***** SUPPLIED DATA
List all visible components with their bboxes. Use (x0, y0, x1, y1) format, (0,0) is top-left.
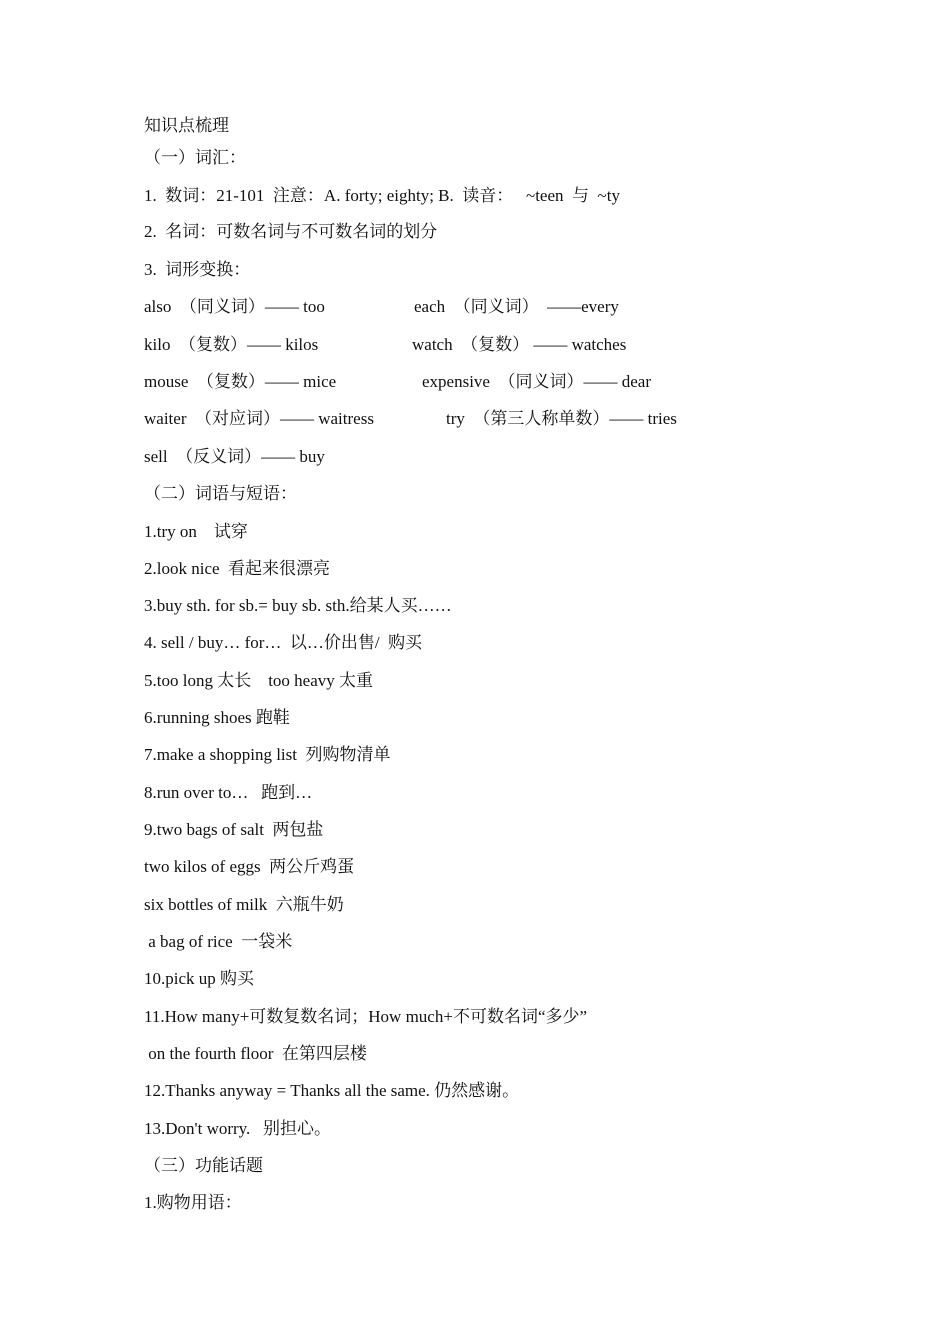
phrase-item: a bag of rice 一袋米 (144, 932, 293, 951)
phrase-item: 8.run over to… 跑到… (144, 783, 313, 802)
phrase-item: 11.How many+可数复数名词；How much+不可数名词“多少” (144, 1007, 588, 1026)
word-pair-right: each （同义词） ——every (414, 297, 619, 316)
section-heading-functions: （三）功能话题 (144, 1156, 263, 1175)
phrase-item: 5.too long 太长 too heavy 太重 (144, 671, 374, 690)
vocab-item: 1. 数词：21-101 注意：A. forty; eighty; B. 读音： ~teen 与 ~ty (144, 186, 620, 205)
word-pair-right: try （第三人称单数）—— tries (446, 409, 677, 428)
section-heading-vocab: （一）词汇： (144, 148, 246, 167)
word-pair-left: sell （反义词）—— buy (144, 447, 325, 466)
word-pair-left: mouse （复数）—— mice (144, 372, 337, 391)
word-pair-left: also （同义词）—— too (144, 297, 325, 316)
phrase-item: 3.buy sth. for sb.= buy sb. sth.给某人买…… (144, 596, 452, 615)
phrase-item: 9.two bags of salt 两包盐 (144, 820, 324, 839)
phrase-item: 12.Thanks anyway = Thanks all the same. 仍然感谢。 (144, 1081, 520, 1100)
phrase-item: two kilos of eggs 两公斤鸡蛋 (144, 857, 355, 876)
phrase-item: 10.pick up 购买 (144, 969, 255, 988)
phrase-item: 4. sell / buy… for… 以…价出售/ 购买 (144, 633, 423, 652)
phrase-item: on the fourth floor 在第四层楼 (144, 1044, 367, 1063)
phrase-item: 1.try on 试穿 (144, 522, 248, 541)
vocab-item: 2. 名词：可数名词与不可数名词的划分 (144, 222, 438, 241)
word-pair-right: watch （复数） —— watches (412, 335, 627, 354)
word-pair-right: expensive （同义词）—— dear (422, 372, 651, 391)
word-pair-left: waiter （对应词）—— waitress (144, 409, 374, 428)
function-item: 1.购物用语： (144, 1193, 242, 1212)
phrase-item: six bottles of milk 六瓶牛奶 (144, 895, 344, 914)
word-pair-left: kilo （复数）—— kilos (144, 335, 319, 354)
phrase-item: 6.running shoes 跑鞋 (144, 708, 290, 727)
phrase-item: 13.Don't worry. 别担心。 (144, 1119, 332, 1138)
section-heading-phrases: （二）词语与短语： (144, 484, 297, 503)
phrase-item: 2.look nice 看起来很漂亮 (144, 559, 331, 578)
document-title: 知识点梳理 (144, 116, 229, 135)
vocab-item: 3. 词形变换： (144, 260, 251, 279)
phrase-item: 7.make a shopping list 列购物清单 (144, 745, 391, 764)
**********
■ REQUIRED TASK:
Can you repeat the entries above with every "phrase-item" swapped for "phrase-line", changing nothing else and leaving out the pictures?

■ REPLY:
List all visible components with their bboxes. Use (x0, y0, x1, y1) format, (0,0) is top-left.
phrase-line: a bag of rice 一袋米 (144, 932, 293, 951)
phrase-line: 8.run over to… 跑到… (144, 783, 313, 802)
phrase-line: 11.How many+可数复数名词；How much+不可数名词“多少” (144, 1007, 588, 1026)
word-pair-right: each （同义词） ——every (414, 297, 619, 316)
section-heading-functions: （三）功能话题 (144, 1156, 263, 1175)
phrase-line: 5.too long 太长 too heavy 太重 (144, 671, 374, 690)
vocab-item: 1. 数词：21-101 注意：A. forty; eighty; B. 读音： ~teen 与 ~ty (144, 186, 620, 205)
word-pair-right: try （第三人称单数）—— tries (446, 409, 677, 428)
section-heading-vocab: （一）词汇： (144, 148, 246, 167)
word-pair-left: sell （反义词）—— buy (144, 447, 325, 466)
word-pair-left: mouse （复数）—— mice (144, 372, 337, 391)
word-pair-left: also （同义词）—— too (144, 297, 325, 316)
phrase-line: 3.buy sth. for sb.= buy sb. sth.给某人买…… (144, 596, 452, 615)
phrase-line: 9.two bags of salt 两包盐 (144, 820, 324, 839)
phrase-line: 12.Thanks anyway = Thanks all the same. 仍然感谢。 (144, 1081, 520, 1100)
phrase-line: two kilos of eggs 两公斤鸡蛋 (144, 857, 355, 876)
phrase-line: 10.pick up 购买 (144, 969, 255, 988)
phrase-line: 4. sell / buy… for… 以…价出售/ 购买 (144, 633, 423, 652)
phrase-line: on the fourth floor 在第四层楼 (144, 1044, 367, 1063)
phrase-line: 1.try on 试穿 (144, 522, 248, 541)
vocab-item: 2. 名词：可数名词与不可数名词的划分 (144, 222, 438, 241)
word-pair-right: watch （复数） —— watches (412, 335, 627, 354)
word-pair-right: expensive （同义词）—— dear (422, 372, 651, 391)
word-pair-left: waiter （对应词）—— waitress (144, 409, 374, 428)
function-item: 1.购物用语： (144, 1193, 242, 1212)
phrase-line: six bottles of milk 六瓶牛奶 (144, 895, 344, 914)
word-pair-left: kilo （复数）—— kilos (144, 335, 319, 354)
phrase-line: 6.running shoes 跑鞋 (144, 708, 290, 727)
phrase-line: 13.Don't worry. 别担心。 (144, 1119, 332, 1138)
section-heading-phrases: （二）词语与短语： (144, 484, 297, 503)
phrase-line: 2.look nice 看起来很漂亮 (144, 559, 331, 578)
document-title: 知识点梳理 (144, 116, 229, 135)
vocab-item: 3. 词形变换： (144, 260, 251, 279)
phrase-line: 7.make a shopping list 列购物清单 (144, 745, 391, 764)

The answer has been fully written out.